» Short problem:
Give a verbatim quotation of every record.

Stored data entries:
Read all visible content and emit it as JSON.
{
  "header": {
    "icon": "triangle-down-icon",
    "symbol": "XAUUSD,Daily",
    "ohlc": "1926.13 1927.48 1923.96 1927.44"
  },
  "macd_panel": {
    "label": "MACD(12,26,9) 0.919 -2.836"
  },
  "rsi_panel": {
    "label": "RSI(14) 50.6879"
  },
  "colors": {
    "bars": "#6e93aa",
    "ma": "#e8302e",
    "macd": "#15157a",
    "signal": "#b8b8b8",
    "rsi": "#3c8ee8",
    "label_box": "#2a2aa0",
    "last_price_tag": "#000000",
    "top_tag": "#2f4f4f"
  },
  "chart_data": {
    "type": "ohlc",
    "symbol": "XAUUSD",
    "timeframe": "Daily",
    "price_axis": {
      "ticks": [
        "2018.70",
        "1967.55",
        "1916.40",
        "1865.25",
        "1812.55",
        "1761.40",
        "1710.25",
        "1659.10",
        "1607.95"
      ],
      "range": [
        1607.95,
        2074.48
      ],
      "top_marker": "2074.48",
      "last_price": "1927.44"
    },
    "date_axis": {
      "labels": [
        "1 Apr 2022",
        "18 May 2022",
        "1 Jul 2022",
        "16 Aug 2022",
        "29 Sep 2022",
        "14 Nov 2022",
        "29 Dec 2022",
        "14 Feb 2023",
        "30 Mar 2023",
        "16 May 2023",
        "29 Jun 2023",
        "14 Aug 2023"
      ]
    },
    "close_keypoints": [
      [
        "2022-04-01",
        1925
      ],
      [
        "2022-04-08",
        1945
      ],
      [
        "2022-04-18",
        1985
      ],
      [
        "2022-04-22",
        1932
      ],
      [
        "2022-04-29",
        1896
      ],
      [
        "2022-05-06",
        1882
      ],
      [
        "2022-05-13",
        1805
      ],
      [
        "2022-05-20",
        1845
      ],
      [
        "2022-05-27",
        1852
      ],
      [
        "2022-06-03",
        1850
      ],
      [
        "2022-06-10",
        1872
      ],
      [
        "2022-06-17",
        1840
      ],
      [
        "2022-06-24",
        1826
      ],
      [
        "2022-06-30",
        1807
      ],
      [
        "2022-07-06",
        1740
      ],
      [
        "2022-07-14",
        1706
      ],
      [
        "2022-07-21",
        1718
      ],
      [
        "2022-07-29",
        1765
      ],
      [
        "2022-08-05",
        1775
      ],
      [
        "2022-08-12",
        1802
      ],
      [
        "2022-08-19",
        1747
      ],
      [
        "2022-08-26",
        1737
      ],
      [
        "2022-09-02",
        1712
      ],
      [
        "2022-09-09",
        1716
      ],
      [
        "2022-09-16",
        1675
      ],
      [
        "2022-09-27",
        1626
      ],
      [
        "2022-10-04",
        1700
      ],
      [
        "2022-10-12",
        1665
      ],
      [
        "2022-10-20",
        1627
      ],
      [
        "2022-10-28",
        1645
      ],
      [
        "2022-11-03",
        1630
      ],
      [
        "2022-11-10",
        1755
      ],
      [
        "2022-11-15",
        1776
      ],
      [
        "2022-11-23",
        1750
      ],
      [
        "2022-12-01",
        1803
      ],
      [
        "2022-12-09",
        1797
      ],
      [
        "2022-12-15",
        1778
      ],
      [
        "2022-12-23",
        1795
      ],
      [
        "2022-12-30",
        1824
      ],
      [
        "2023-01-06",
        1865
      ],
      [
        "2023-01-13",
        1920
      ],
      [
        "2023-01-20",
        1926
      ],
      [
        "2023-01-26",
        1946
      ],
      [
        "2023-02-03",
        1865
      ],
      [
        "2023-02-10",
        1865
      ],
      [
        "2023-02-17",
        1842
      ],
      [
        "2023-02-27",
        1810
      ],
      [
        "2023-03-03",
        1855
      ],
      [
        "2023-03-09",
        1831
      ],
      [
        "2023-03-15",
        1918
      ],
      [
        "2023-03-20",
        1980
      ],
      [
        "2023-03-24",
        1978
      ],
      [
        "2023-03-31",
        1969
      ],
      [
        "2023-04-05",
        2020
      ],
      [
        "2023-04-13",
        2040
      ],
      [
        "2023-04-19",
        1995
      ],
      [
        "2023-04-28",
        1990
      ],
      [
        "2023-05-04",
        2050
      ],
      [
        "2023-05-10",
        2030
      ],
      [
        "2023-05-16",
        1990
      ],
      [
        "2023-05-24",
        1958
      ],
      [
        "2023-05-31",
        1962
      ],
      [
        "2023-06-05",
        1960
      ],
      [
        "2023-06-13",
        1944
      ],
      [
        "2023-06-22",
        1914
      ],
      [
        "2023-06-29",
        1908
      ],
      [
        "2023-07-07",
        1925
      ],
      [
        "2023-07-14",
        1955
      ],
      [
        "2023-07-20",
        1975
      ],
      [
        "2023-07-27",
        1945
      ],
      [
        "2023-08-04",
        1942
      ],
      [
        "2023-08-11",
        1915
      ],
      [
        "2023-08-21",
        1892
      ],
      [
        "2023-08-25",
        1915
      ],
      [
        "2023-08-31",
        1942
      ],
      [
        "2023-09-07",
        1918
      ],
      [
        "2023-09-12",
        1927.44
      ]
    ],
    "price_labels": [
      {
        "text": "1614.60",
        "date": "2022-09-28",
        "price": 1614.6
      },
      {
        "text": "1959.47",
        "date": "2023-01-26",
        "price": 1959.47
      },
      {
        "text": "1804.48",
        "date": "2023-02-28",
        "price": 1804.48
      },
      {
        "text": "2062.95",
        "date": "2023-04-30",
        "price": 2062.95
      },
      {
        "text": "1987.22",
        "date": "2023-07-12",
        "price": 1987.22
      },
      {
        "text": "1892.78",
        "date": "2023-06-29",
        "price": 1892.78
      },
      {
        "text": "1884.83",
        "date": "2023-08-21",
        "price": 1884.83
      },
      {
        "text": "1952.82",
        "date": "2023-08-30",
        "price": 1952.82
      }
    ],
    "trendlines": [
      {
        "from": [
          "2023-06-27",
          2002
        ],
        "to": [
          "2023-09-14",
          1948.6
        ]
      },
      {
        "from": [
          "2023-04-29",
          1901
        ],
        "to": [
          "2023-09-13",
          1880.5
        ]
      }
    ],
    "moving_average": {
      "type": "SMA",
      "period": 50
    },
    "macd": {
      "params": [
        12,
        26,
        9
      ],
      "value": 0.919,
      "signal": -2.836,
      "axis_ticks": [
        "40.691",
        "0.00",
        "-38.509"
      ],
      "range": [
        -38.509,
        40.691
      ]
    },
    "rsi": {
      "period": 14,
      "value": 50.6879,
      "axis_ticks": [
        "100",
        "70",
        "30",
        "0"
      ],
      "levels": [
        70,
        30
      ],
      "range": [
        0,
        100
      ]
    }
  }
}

» Written reply:
Read all visible content and emit it as JSON.
{
  "header": {
    "icon": "triangle-down-icon",
    "symbol": "XAUUSD,Daily",
    "ohlc": "1926.13 1927.48 1923.96 1927.44"
  },
  "macd_panel": {
    "label": "MACD(12,26,9) 0.919 -2.836"
  },
  "rsi_panel": {
    "label": "RSI(14) 50.6879"
  },
  "colors": {
    "bars": "#6e93aa",
    "ma": "#e8302e",
    "macd": "#15157a",
    "signal": "#b8b8b8",
    "rsi": "#3c8ee8",
    "label_box": "#2a2aa0",
    "last_price_tag": "#000000",
    "top_tag": "#2f4f4f"
  },
  "chart_data": {
    "type": "ohlc",
    "symbol": "XAUUSD",
    "timeframe": "Daily",
    "price_axis": {
      "ticks": [
        "2018.70",
        "1967.55",
        "1916.40",
        "1865.25",
        "1812.55",
        "1761.40",
        "1710.25",
        "1659.10",
        "1607.95"
      ],
      "range": [
        1607.95,
        2074.48
      ],
      "top_marker": "2074.48",
      "last_price": "1927.44"
    },
    "date_axis": {
      "labels": [
        "1 Apr 2022",
        "18 May 2022",
        "1 Jul 2022",
        "16 Aug 2022",
        "29 Sep 2022",
        "14 Nov 2022",
        "29 Dec 2022",
        "14 Feb 2023",
        "30 Mar 2023",
        "16 May 2023",
        "29 Jun 2023",
        "14 Aug 2023"
      ]
    },
    "close_keypoints": [
      [
        "2022-04-01",
        1925
      ],
      [
        "2022-04-08",
        1945
      ],
      [
        "2022-04-18",
        1985
      ],
      [
        "2022-04-22",
        1932
      ],
      [
        "2022-04-29",
        1896
      ],
      [
        "2022-05-06",
        1882
      ],
      [
        "2022-05-13",
        1805
      ],
      [
        "2022-05-20",
        1845
      ],
      [
        "2022-05-27",
        1852
      ],
      [
        "2022-06-03",
        1850
      ],
      [
        "2022-06-10",
        1872
      ],
      [
        "2022-06-17",
        1840
      ],
      [
        "2022-06-24",
        1826
      ],
      [
        "2022-06-30",
        1807
      ],
      [
        "2022-07-06",
        1740
      ],
      [
        "2022-07-14",
        1706
      ],
      [
        "2022-07-21",
        1718
      ],
      [
        "2022-07-29",
        1765
      ],
      [
        "2022-08-05",
        1775
      ],
      [
        "2022-08-12",
        1802
      ],
      [
        "2022-08-19",
        1747
      ],
      [
        "2022-08-26",
        1737
      ],
      [
        "2022-09-02",
        1712
      ],
      [
        "2022-09-09",
        1716
      ],
      [
        "2022-09-16",
        1675
      ],
      [
        "2022-09-27",
        1626
      ],
      [
        "2022-10-04",
        1700
      ],
      [
        "2022-10-12",
        1665
      ],
      [
        "2022-10-20",
        1627
      ],
      [
        "2022-10-28",
        1645
      ],
      [
        "2022-11-03",
        1630
      ],
      [
        "2022-11-10",
        1755
      ],
      [
        "2022-11-15",
        1776
      ],
      [
        "2022-11-23",
        1750
      ],
      [
        "2022-12-01",
        1803
      ],
      [
        "2022-12-09",
        1797
      ],
      [
        "2022-12-15",
        1778
      ],
      [
        "2022-12-23",
        1795
      ],
      [
        "2022-12-30",
        1824
      ],
      [
        "2023-01-06",
        1865
      ],
      [
        "2023-01-13",
        1920
      ],
      [
        "2023-01-20",
        1926
      ],
      [
        "2023-01-26",
        1946
      ],
      [
        "2023-02-03",
        1865
      ],
      [
        "2023-02-10",
        1865
      ],
      [
        "2023-02-17",
        1842
      ],
      [
        "2023-02-27",
        1810
      ],
      [
        "2023-03-03",
        1855
      ],
      [
        "2023-03-09",
        1831
      ],
      [
        "2023-03-15",
        1918
      ],
      [
        "2023-03-20",
        1980
      ],
      [
        "2023-03-24",
        1978
      ],
      [
        "2023-03-31",
        1969
      ],
      [
        "2023-04-05",
        2020
      ],
      [
        "2023-04-13",
        2040
      ],
      [
        "2023-04-19",
        1995
      ],
      [
        "2023-04-28",
        1990
      ],
      [
        "2023-05-04",
        2050
      ],
      [
        "2023-05-10",
        2030
      ],
      [
        "2023-05-16",
        1990
      ],
      [
        "2023-05-24",
        1958
      ],
      [
        "2023-05-31",
        1962
      ],
      [
        "2023-06-05",
        1960
      ],
      [
        "2023-06-13",
        1944
      ],
      [
        "2023-06-22",
        1914
      ],
      [
        "2023-06-29",
        1908
      ],
      [
        "2023-07-07",
        1925
      ],
      [
        "2023-07-14",
        1955
      ],
      [
        "2023-07-20",
        1975
      ],
      [
        "2023-07-27",
        1945
      ],
      [
        "2023-08-04",
        1942
      ],
      [
        "2023-08-11",
        1915
      ],
      [
        "2023-08-21",
        1892
      ],
      [
        "2023-08-25",
        1915
      ],
      [
        "2023-08-31",
        1942
      ],
      [
        "2023-09-07",
        1918
      ],
      [
        "2023-09-12",
        1927.44
      ]
    ],
    "price_labels": [
      {
        "text": "1614.60",
        "date": "2022-09-28",
        "price": 1614.6
      },
      {
        "text": "1959.47",
        "date": "2023-01-26",
        "price": 1959.47
      },
      {
        "text": "1804.48",
        "date": "2023-02-28",
        "price": 1804.48
      },
      {
        "text": "2062.95",
        "date": "2023-04-30",
        "price": 2062.95
      },
      {
        "text": "1987.22",
        "date": "2023-07-12",
        "price": 1987.22
      },
      {
        "text": "1892.78",
        "date": "2023-06-29",
        "price": 1892.78
      },
      {
        "text": "1884.83",
        "date": "2023-08-21",
        "price": 1884.83
      },
      {
        "text": "1952.82",
        "date": "2023-08-30",
        "price": 1952.82
      }
    ],
    "trendlines": [
      {
        "from": [
          "2023-06-27",
          2002
        ],
        "to": [
          "2023-09-14",
          1948.6
        ]
      },
      {
        "from": [
          "2023-04-29",
          1901
        ],
        "to": [
          "2023-09-13",
          1880.5
        ]
      }
    ],
    "moving_average": {
      "type": "SMA",
      "period": 50
    },
    "macd": {
      "params": [
        12,
        26,
        9
      ],
      "value": 0.919,
      "signal": -2.836,
      "axis_ticks": [
        "40.691",
        "0.00",
        "-38.509"
      ],
      "range": [
        -38.509,
        40.691
      ]
    },
    "rsi": {
      "period": 14,
      "value": 50.6879,
      "axis_ticks": [
        "100",
        "70",
        "30",
        "0"
      ],
      "levels": [
        70,
        30
      ],
      "range": [
        0,
        100
      ]
    }
  }
}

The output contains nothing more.